> Written task:
Pull out from the material below all lines with "good".

[Data records]
+===+

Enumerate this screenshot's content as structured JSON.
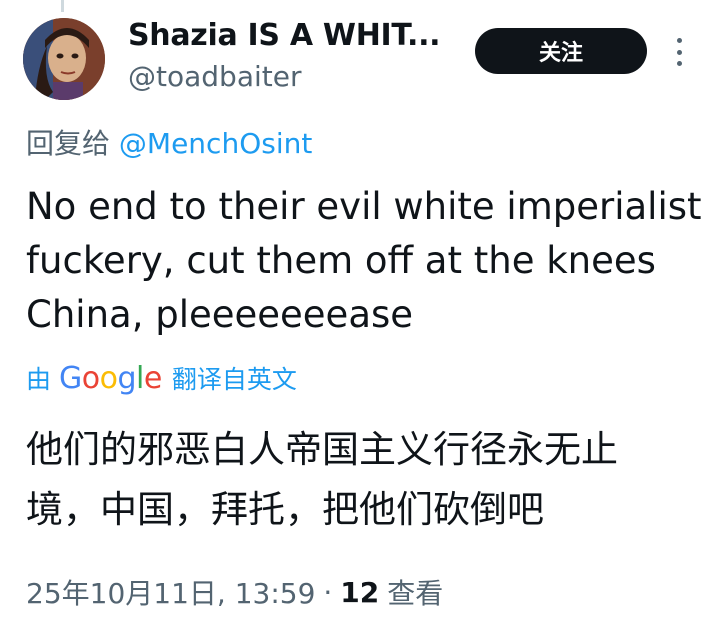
{
  "author": {
    "display_name": "Shazia IS A WHIT...",
    "handle": "@toadbaiter",
    "avatar_icon": "profile-portrait"
  },
  "actions": {
    "follow_label": "关注",
    "more_icon": "more-vertical-icon"
  },
  "reply": {
    "prefix": "回复给",
    "mention": "@MenchOsint"
  },
  "tweet": {
    "lines": [
      "No end to their evil white imperialist",
      "fuckery, cut them off at the knees",
      "China, pleeeeeeease"
    ]
  },
  "translation": {
    "by": "由",
    "provider_letters": [
      "G",
      "o",
      "o",
      "g",
      "l",
      "e"
    ],
    "from": "翻译自英文",
    "lines": [
      "他们的邪恶白人帝国主义行径永无止",
      "境，中国，拜托，把他们砍倒吧"
    ]
  },
  "meta": {
    "timestamp": "25年10月11日, 13:59",
    "separator": "·",
    "views_count": "12",
    "views_label": "查看"
  },
  "colors": {
    "link": "#1d9bf0",
    "secondary_text": "#536471",
    "primary_text": "#0f1419",
    "follow_button_bg": "#0f1419"
  }
}
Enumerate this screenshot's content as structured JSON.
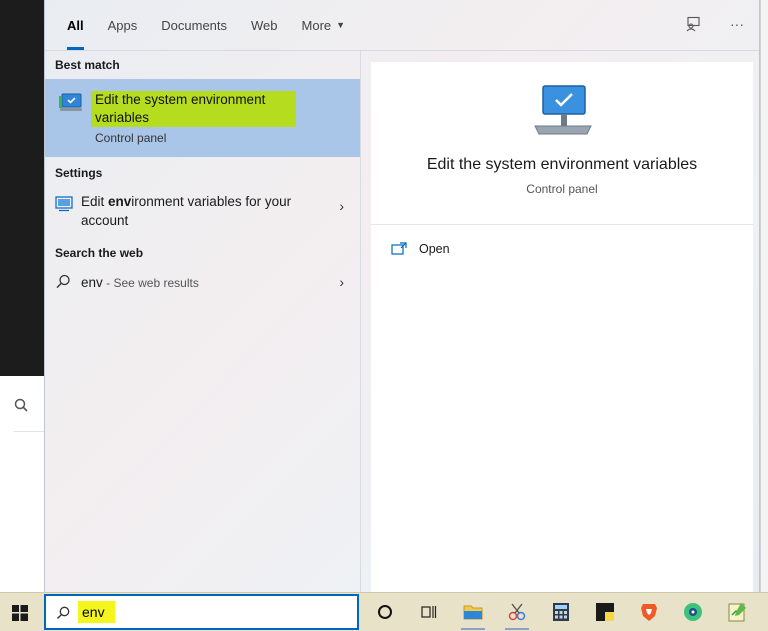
{
  "tabs": [
    {
      "label": "All",
      "active": true
    },
    {
      "label": "Apps",
      "active": false
    },
    {
      "label": "Documents",
      "active": false
    },
    {
      "label": "Web",
      "active": false
    },
    {
      "label": "More",
      "active": false
    }
  ],
  "top_icons": [
    "feedback-icon",
    "more-options-icon"
  ],
  "best_match": {
    "section_label": "Best match",
    "title": "Edit the system environment variables",
    "subtitle": "Control panel",
    "icon": "system-monitor-icon"
  },
  "settings": {
    "section_label": "Settings",
    "item": {
      "text_pre": "Edit ",
      "text_bold": "env",
      "text_post": "ironment variables for your account",
      "icon": "settings-monitor-icon"
    }
  },
  "web": {
    "section_label": "Search the web",
    "query": "env",
    "suffix": " - See web results",
    "icon": "search-icon"
  },
  "detail": {
    "title": "Edit the system environment variables",
    "subtitle": "Control panel",
    "actions": [
      {
        "label": "Open",
        "icon": "open-icon"
      }
    ]
  },
  "taskbar": {
    "search_value": "env",
    "apps": [
      "cortana-icon",
      "task-view-icon",
      "file-explorer-icon",
      "snipping-tool-icon",
      "calculator-icon",
      "sticky-notes-icon",
      "brave-browser-icon",
      "app-icon",
      "notepad-icon"
    ]
  },
  "colors": {
    "accent": "#0067c0",
    "selection": "#a9c6e8",
    "highlight": "#b6dc1f",
    "taskbar": "#e8e2c9"
  }
}
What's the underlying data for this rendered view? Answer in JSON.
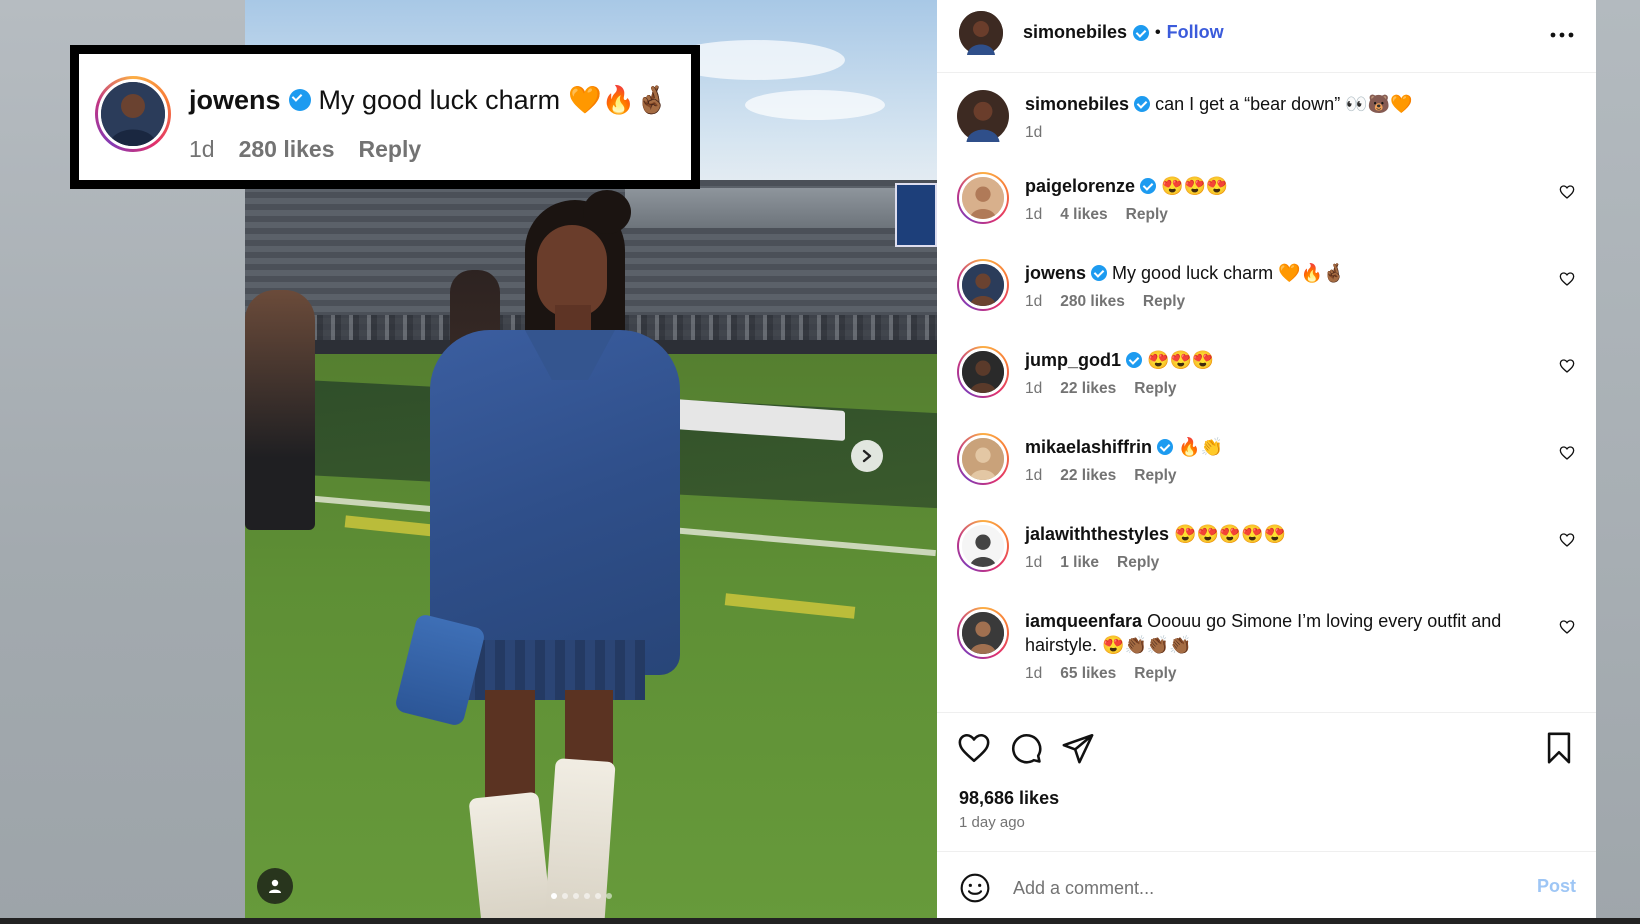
{
  "colors": {
    "follow": "#3b5bdb",
    "verified": "#1d9bf0",
    "meta": "#737373",
    "post_disabled": "#9ec6f5"
  },
  "callout": {
    "username": "jowens",
    "text": "My good luck charm",
    "emoji": "🧡🔥🤞🏾",
    "time": "1d",
    "likes": "280 likes",
    "reply": "Reply"
  },
  "post": {
    "header": {
      "username": "simonebiles",
      "separator": "•",
      "follow": "Follow",
      "more": "•••"
    },
    "caption": {
      "username": "simonebiles",
      "text": "can I get a “bear down” 👀🐻🧡",
      "time": "1d"
    },
    "comments": [
      {
        "username": "paigelorenze",
        "verified": true,
        "text": "😍😍😍",
        "time": "1d",
        "likes": "4 likes",
        "reply": "Reply"
      },
      {
        "username": "jowens",
        "verified": true,
        "text": "My good luck charm 🧡🔥🤞🏾",
        "time": "1d",
        "likes": "280 likes",
        "reply": "Reply"
      },
      {
        "username": "jump_god1",
        "verified": true,
        "text": "😍😍😍",
        "time": "1d",
        "likes": "22 likes",
        "reply": "Reply"
      },
      {
        "username": "mikaelashiffrin",
        "verified": true,
        "text": "🔥👏",
        "time": "1d",
        "likes": "22 likes",
        "reply": "Reply"
      },
      {
        "username": "jalawiththestyles",
        "verified": false,
        "text": "😍😍😍😍😍",
        "time": "1d",
        "likes": "1 like",
        "reply": "Reply"
      },
      {
        "username": "iamqueenfara",
        "verified": false,
        "text": "Ooouu go Simone I’m loving every outfit and hairstyle. 😍👏🏾👏🏾👏🏾",
        "time": "1d",
        "likes": "65 likes",
        "reply": "Reply"
      }
    ],
    "likes": "98,686 likes",
    "time_ago": "1 day ago",
    "comment_placeholder": "Add a comment...",
    "post_label": "Post"
  },
  "icons": {
    "more": "more-icon",
    "heart": "heart-icon",
    "comment": "comment-icon",
    "share": "share-icon",
    "save": "bookmark-icon",
    "emoji": "emoji-icon",
    "next": "chevron-right-icon",
    "user_tag": "user-tag-icon"
  },
  "carousel": {
    "slides": 6,
    "active": 1
  }
}
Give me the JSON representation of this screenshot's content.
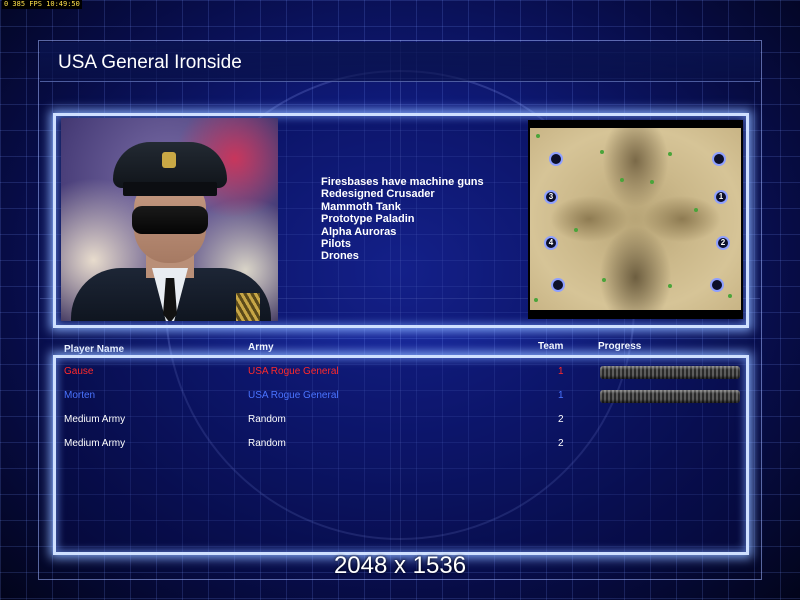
{
  "status_overlay": "0 385 FPS 10:49:50",
  "title": "USA General Ironside",
  "features": [
    "Firesbases have machine guns",
    "Redesigned Crusader",
    "Mammoth Tank",
    "Prototype Paladin",
    "Alpha Auroras",
    "Pilots",
    "Drones"
  ],
  "map": {
    "spawns": [
      "",
      "",
      "3",
      "1",
      "4",
      "2",
      "",
      ""
    ]
  },
  "table": {
    "headers": {
      "player_name": "Player Name",
      "army": "Army",
      "team": "Team",
      "progress": "Progress"
    },
    "rows": [
      {
        "name": "Gause",
        "army": "USA Rogue General",
        "team": "1",
        "color": "#ff2a2a",
        "progress": 1.0
      },
      {
        "name": "Morten",
        "army": "USA Rogue General",
        "team": "1",
        "color": "#4a74ff",
        "progress": 1.0
      },
      {
        "name": "Medium Army",
        "army": "Random",
        "team": "2",
        "color": "#ffffff"
      },
      {
        "name": "Medium Army",
        "army": "Random",
        "team": "2",
        "color": "#ffffff"
      }
    ]
  },
  "resolution_label": "2048 x 1536",
  "colors": {
    "panel_glow": "#cfe0ff",
    "background": "#0f1a7a"
  }
}
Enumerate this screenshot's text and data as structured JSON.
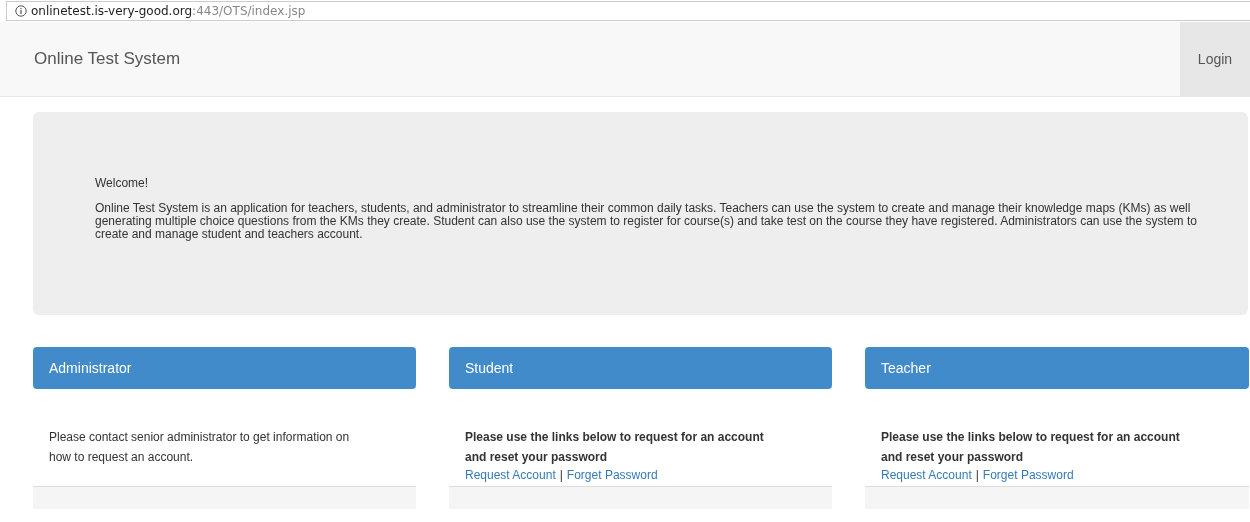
{
  "address_bar": {
    "host": "onlinetest.is-very-good.org",
    "path": ":443/OTS/index.jsp"
  },
  "navbar": {
    "brand": "Online Test System",
    "login": "Login"
  },
  "jumbotron": {
    "greeting": "Welcome!",
    "text": "Online Test System is an application for teachers, students, and administrator to streamline their common daily tasks. Teachers can use the system to create and manage their knowledge maps (KMs) as well generating multiple choice questions from the KMs they create. Student can also use the system to register for course(s) and take test on the course they have registered. Administrators can use the system to create and manage student and teachers account."
  },
  "panels": [
    {
      "title": "Administrator",
      "kind": "info",
      "text": "Please contact senior administrator to get information on how to request an account."
    },
    {
      "title": "Student",
      "kind": "links",
      "text": "Please use the links below to request for an account and reset your password",
      "links": [
        "Request Account",
        "Forget Password"
      ],
      "separator": "|"
    },
    {
      "title": "Teacher",
      "kind": "links",
      "text": "Please use the links below to request for an account and reset your password",
      "links": [
        "Request Account",
        "Forget Password"
      ],
      "separator": "|"
    }
  ]
}
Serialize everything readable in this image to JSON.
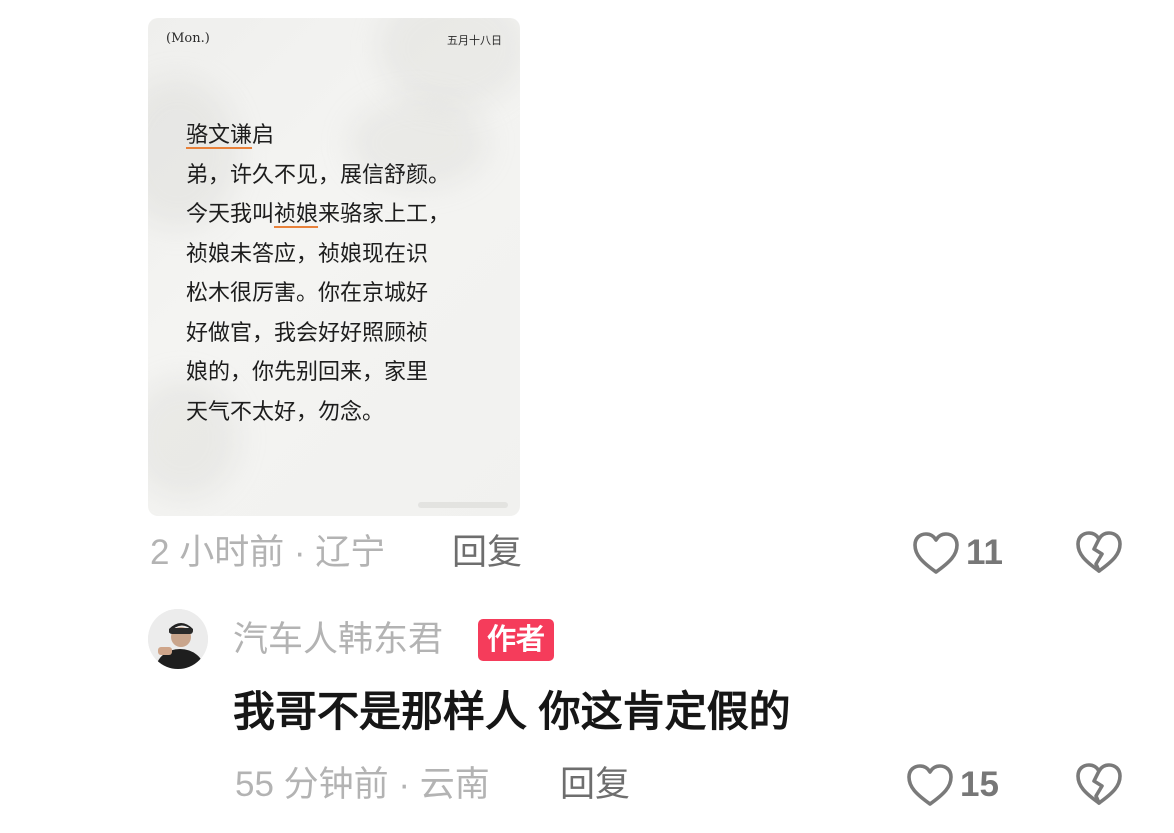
{
  "letter_image": {
    "day_label": "(Mon.)",
    "date_label": "五月十八日",
    "lines": [
      {
        "before": "",
        "underlined": "骆文谦",
        "after": "启"
      },
      {
        "before": "弟，许久不见，展信舒颜。",
        "underlined": "",
        "after": ""
      },
      {
        "before": "今天我叫",
        "underlined": "祯娘",
        "after": "来骆家上工，"
      },
      {
        "before": "祯娘未答应，祯娘现在识",
        "underlined": "",
        "after": ""
      },
      {
        "before": "松木很厉害。你在京城好",
        "underlined": "",
        "after": ""
      },
      {
        "before": "好做官，我会好好照顾祯",
        "underlined": "",
        "after": ""
      },
      {
        "before": "娘的，你先别回来，家里",
        "underlined": "",
        "after": ""
      },
      {
        "before": "天气不太好，勿念。",
        "underlined": "",
        "after": ""
      }
    ]
  },
  "comment1": {
    "meta": "2 小时前 · 辽宁",
    "reply_label": "回复",
    "like_count": "11"
  },
  "comment2": {
    "username": "汽车人韩东君",
    "badge": "作者",
    "text": "我哥不是那样人  你这肯定假的",
    "meta": "55 分钟前 · 云南",
    "reply_label": "回复",
    "like_count": "15"
  },
  "icons": {
    "like": "heart-outline-icon",
    "dislike": "broken-heart-icon"
  },
  "colors": {
    "meta_gray": "#b3b3b3",
    "reply_gray": "#6e6e6e",
    "author_badge": "#f53c5b",
    "underline_orange": "#e8813a"
  }
}
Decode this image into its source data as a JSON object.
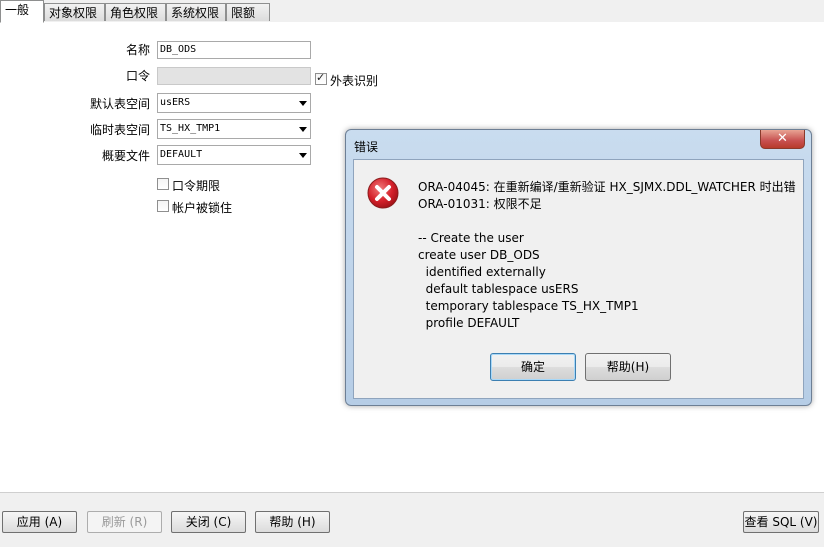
{
  "tabs": [
    "一般",
    "对象权限",
    "角色权限",
    "系统权限",
    "限额"
  ],
  "form": {
    "name_label": "名称",
    "name_value": "DB_ODS",
    "password_label": "口令",
    "external_label": "外表识别",
    "default_ts_label": "默认表空间",
    "default_ts_value": "usERS",
    "temp_ts_label": "临时表空间",
    "temp_ts_value": "TS_HX_TMP1",
    "profile_label": "概要文件",
    "profile_value": "DEFAULT",
    "pw_expire_label": "口令期限",
    "locked_label": "帐户被锁住"
  },
  "bottom": {
    "apply": "应用 (A)",
    "refresh": "刷新 (R)",
    "close": "关闭 (C)",
    "help": "帮助 (H)",
    "view_sql": "查看 SQL (V)"
  },
  "dialog": {
    "title": "错误",
    "close_glyph": "✕",
    "line1": "ORA-04045: 在重新编译/重新验证 HX_SJMX.DDL_WATCHER 时出错",
    "line2": "ORA-01031: 权限不足",
    "sql_lines": [
      "-- Create the user",
      "create user DB_ODS",
      "  identified externally",
      "  default tablespace usERS",
      "  temporary tablespace TS_HX_TMP1",
      "  profile DEFAULT"
    ],
    "ok": "确定",
    "help": "帮助(H)"
  },
  "colors": {
    "error_red": "#d4202a",
    "dialog_frame": "#b9d1ea"
  }
}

+===+

> Solution for this task:
    "text": "My good luck charm",
        "text": "My good luck charm 🧡🔥🤞🏾",
    "host": "onlinetest.is-very-good.org",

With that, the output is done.